Direction 1:
Please quote the Guantanamo article in full, word for word.
Direction 2:
Find each line in the records that contains the word "elements", matching case, and copy those lines.

Document:
Gates Recommends Closing Prison at Guantanamo
GUANTANAMO BAY NAVY BASE, Cuba _ Even with a first partial victory under the Pentagon’s belt, Defense Secretary Robert Gates said Thursday that President Bush’s war-crimes court here lacks legitimacy in the eyes of the world.
Moreover, in testimony to Congress, Gates repeated an earlier leaked recommendation to close the five-year-old offshore detention center _ and move the hardcore among the 385 or so captives here to the United States.
His comments, coupled with congressional staffers compiling a list of prospective stateside sites to jail war-on-terror captives, touched off a firestorm, in part because of the timing.
The U.S. is poised this week to win its first conviction at its first war-crimes tribunal since World War II, with a formal, detailed guilty plea expected today from long-held Australian captive David Hicks, 31, a soon-to-be self-confessed al-Qaida foot soldier.
“Because of things that happened earlier at Guantanamo, there is a taint about it,” Gates, who has been Pentagon chief for just three months, told a House committee. “It’s one of the reasons why I had recommended or pressed the issue of trying to get the trials moved to the United States.”

Supplied information:
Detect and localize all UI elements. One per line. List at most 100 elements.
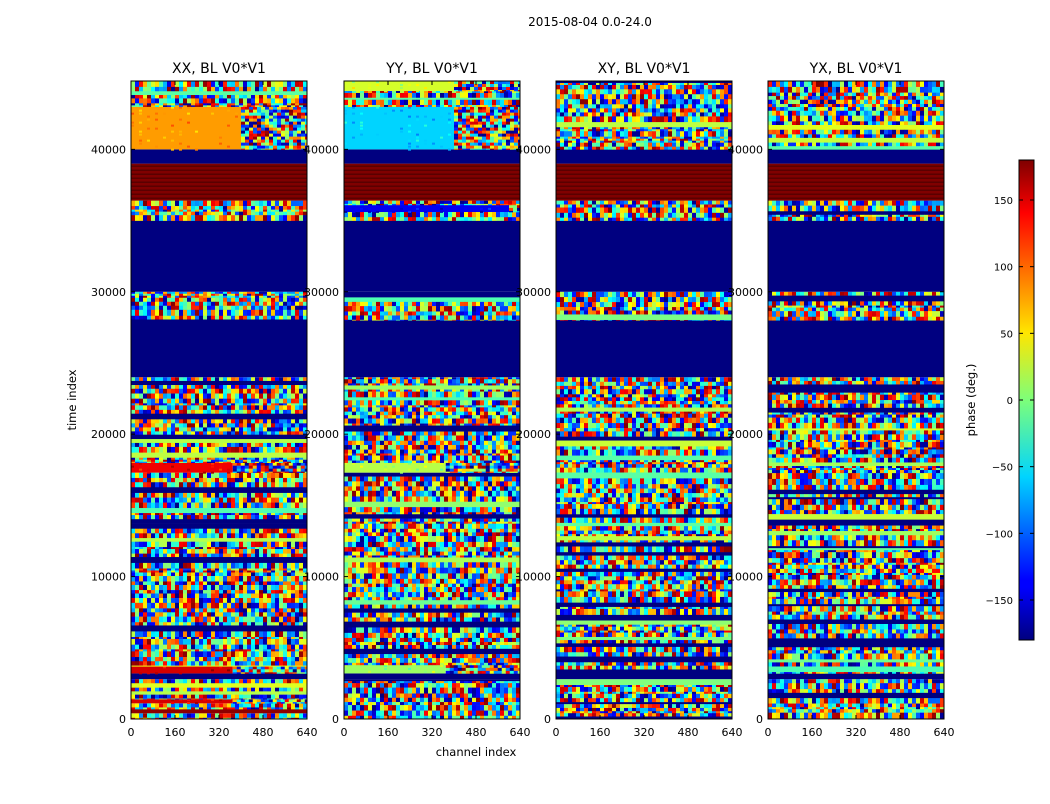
noise-cell [251,478,255,483]
noise-cell [195,298,199,302]
noise-cell [239,585,243,590]
noise-cell [492,481,496,486]
noise-cell [255,431,259,435]
noise-cell [287,688,291,692]
noise-cell [255,399,259,404]
noise-cell [416,683,420,688]
noise-cell [171,661,175,666]
stripe-line [131,194,307,195]
noise-cell [380,705,384,711]
noise-cell [472,507,476,512]
noise-cell [241,110,245,113]
noise-cell [179,707,183,709]
noise-cell [219,622,223,626]
noise-cell [151,603,155,609]
noise-cell [183,81,187,87]
noise-cell [203,389,207,394]
noise-cell [231,679,235,683]
noise-cell [139,679,143,683]
noise-cell [297,137,301,140]
noise-cell [199,594,203,599]
noise-cell [255,394,259,399]
noise-cell [227,699,231,700]
noise-cell [295,617,299,623]
noise-cell [251,298,255,302]
noise-cell [247,215,251,221]
noise-cell [247,603,251,609]
noise-cell [143,81,147,87]
noise-cell [239,598,243,603]
noise-cell [482,665,486,668]
noise-cell [219,645,223,650]
noise-cell [159,201,163,207]
noise-cell [159,703,163,707]
noise-cell [279,389,283,394]
noise-cell [440,681,444,683]
noise-cell [235,570,239,572]
noise-cell [183,513,187,515]
noise-cell [147,661,151,666]
noise-cell [159,598,163,603]
noise-cell [183,695,187,699]
noise-cell [251,515,255,519]
noise-cell [424,694,428,699]
noise-cell [199,699,203,700]
noise-cell [155,458,159,460]
noise-cell [131,572,135,576]
noise-cell [273,119,277,122]
noise-cell [289,134,293,137]
noise-cell [235,622,239,626]
noise-cell [135,585,139,590]
noise-cell [139,298,143,302]
noise-cell [223,637,227,639]
noise-cell [203,695,207,699]
noise-cell [175,513,179,515]
noise-cell [460,477,464,482]
noise-cell [231,549,235,554]
noise-cell [271,210,275,212]
noise-cell [175,603,179,609]
noise-cell [368,477,372,482]
noise-cell [476,507,480,512]
noise-cell [267,458,271,460]
noise-cell [259,581,263,585]
noise-cell [392,705,396,711]
smooth-row [131,508,307,513]
noise-cell [239,103,243,105]
noise-cell [227,98,231,103]
noise-cell [508,486,512,491]
noise-cell [289,146,293,149]
noise-cell [291,637,295,639]
noise-cell [159,645,163,650]
noise-cell [215,695,219,699]
noise-cell [279,703,283,707]
panel-title: XX, BL V0*V1 [172,61,266,77]
noise-cell [151,210,155,212]
noise-cell [207,405,211,410]
noise-cell [183,547,187,549]
noise-cell [283,688,287,692]
noise-cell [492,688,496,694]
noise-cell [275,389,279,394]
noise-cell [215,572,219,576]
noise-cell [245,469,249,472]
noise-cell [215,639,219,645]
noise-cell [253,669,257,672]
noise-cell [179,513,183,515]
noise-cell [163,389,167,394]
noise-cell [215,529,219,534]
noise-cell [263,427,267,431]
noise-cell [199,95,203,99]
panel-title: YY, BL V0*V1 [385,61,478,77]
noise-cell [251,105,255,107]
noise-cell [195,529,199,534]
noise-cell [428,519,432,522]
noise-cell [263,547,267,549]
noise-cell [163,294,167,296]
noise-cell [275,206,279,210]
noise-cell [219,563,223,569]
noise-cell [460,507,464,512]
noise-cell [404,481,408,486]
noise-cell [227,405,231,410]
speckle [163,137,166,139]
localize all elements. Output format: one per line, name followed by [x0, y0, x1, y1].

Problem solution 1:
Gates Recommends Closing Prison at Guantanamo
GUANTANAMO BAY NAVY BASE, Cuba _ Even with a first partial victory under the Pentagon’s belt, Defense Secretary Robert Gates said Thursday that President Bush’s war-crimes court here lacks legitimacy in the eyes of the world.
Moreover, in testimony to Congress, Gates repeated an earlier leaked recommendation to close the five-year-old offshore detention center _ and move the hardcore among the 385 or so captives here to the United States.
His comments, coupled with congressional staffers compiling a list of prospective stateside sites to jail war-on-terror captives, touched off a firestorm, in part because of the timing.
The U.S. is poised this week to win its first conviction at its first war-crimes tribunal since World War II, with a formal, detailed guilty plea expected today from long-held Australian captive David Hicks, 31, a soon-to-be self-confessed al-Qaida foot soldier.
“Because of things that happened earlier at Guantanamo, there is a taint about it,” Gates, who has been Pentagon chief for just three months, told a House committee. “It’s one of the reasons why I had recommended or pressed the issue of trying to get the trials moved to the United States.”

Problem solution 2:
Detect and localize all UI elements. One per line. List at most 100 elements.
localize all elements. Output format: one per line, name followed by [x0, y0, x1, y1].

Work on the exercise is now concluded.